## Data entries
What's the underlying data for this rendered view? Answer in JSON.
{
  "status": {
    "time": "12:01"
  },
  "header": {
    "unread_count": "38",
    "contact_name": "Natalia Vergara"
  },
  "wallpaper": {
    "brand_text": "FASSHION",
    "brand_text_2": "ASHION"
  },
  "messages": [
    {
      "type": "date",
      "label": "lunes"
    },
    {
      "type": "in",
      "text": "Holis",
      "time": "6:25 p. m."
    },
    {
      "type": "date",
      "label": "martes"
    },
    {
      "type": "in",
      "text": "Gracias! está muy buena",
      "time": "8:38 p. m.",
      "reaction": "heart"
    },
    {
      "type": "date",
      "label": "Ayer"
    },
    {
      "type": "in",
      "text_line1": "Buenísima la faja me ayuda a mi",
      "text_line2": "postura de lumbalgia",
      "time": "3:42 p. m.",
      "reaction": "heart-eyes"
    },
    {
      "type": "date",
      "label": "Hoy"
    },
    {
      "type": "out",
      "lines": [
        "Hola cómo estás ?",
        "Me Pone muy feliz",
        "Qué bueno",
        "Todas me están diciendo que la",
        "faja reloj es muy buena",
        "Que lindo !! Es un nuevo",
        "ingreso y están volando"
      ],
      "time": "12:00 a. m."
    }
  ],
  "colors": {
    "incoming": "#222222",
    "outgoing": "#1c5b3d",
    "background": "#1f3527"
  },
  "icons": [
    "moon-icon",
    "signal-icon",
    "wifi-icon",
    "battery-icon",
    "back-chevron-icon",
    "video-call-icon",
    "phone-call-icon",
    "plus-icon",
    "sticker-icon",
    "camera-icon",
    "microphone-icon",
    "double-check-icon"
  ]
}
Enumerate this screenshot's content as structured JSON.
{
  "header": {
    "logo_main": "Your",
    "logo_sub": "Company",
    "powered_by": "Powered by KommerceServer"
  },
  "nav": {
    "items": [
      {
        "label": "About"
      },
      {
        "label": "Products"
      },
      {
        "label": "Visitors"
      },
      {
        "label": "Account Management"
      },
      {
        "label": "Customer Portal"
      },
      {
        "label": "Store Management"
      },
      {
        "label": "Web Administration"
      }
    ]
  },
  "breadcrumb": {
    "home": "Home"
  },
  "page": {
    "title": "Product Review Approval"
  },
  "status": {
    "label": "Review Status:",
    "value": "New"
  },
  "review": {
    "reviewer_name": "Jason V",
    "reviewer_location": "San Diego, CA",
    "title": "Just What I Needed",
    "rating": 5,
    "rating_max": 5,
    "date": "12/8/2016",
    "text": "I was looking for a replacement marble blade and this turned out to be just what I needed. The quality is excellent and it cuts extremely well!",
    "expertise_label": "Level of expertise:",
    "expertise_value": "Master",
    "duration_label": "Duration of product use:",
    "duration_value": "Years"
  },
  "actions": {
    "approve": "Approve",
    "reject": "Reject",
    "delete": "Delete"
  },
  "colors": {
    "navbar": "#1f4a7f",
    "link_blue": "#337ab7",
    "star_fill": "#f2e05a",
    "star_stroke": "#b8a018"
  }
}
--
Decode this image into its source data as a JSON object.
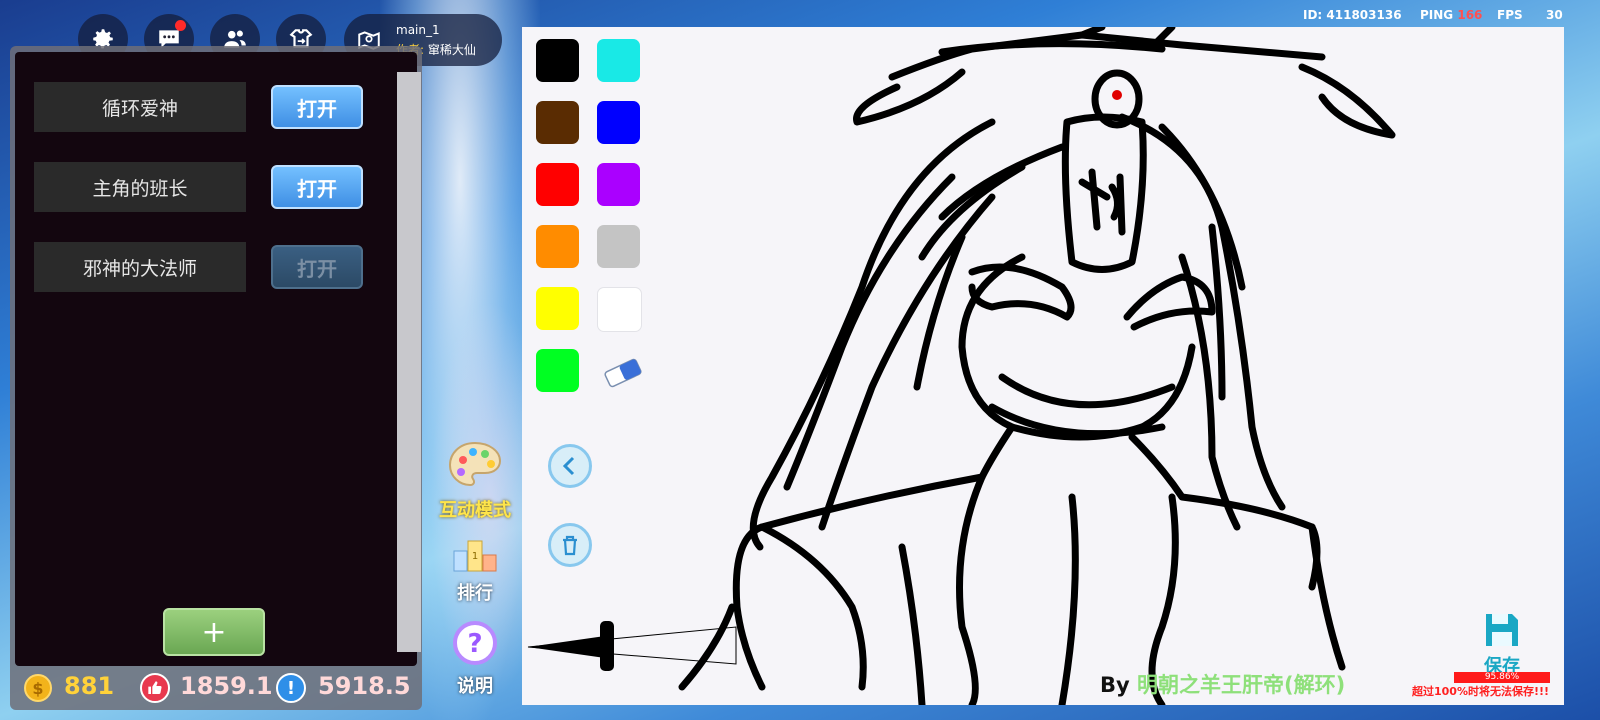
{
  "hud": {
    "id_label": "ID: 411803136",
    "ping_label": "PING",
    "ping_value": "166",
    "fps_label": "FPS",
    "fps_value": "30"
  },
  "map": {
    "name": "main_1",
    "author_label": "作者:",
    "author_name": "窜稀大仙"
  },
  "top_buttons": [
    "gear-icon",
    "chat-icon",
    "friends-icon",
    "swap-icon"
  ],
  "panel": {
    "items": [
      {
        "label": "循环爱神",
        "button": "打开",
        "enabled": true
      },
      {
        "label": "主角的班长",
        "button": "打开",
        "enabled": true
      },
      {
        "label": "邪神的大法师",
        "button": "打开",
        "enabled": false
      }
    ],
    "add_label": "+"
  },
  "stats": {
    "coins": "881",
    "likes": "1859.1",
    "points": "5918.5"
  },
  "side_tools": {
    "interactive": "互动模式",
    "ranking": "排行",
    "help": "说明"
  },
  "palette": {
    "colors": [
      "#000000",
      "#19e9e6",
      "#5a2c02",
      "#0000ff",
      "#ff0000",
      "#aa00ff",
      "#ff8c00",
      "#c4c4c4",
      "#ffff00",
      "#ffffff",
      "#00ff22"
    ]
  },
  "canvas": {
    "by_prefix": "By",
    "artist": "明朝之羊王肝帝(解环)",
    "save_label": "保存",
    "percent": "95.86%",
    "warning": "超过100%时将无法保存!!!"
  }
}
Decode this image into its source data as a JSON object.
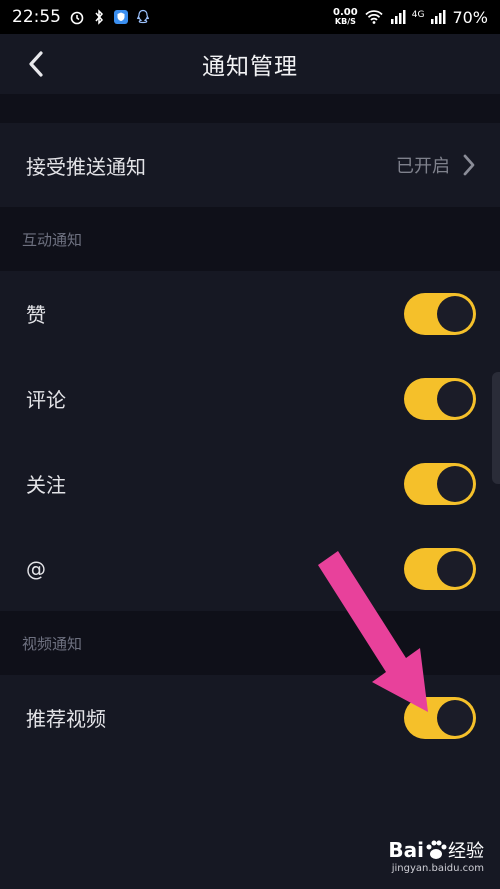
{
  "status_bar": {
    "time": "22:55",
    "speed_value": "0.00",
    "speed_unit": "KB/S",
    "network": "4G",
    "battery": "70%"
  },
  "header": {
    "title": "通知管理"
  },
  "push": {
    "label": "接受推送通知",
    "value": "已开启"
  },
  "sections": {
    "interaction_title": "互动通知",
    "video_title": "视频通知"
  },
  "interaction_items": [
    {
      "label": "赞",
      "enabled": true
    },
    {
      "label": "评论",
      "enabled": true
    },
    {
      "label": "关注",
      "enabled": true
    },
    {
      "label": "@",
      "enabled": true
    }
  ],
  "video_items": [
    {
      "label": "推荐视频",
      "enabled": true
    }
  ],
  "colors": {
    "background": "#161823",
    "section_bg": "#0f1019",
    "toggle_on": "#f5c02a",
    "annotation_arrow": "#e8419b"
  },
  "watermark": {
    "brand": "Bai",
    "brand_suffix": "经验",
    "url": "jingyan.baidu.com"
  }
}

## Problem requirements
Single out each line of the records above with the string "reaction" in it, and copy it.

## Exercise result
      "reaction": "heart"
      "reaction": "heart-eyes"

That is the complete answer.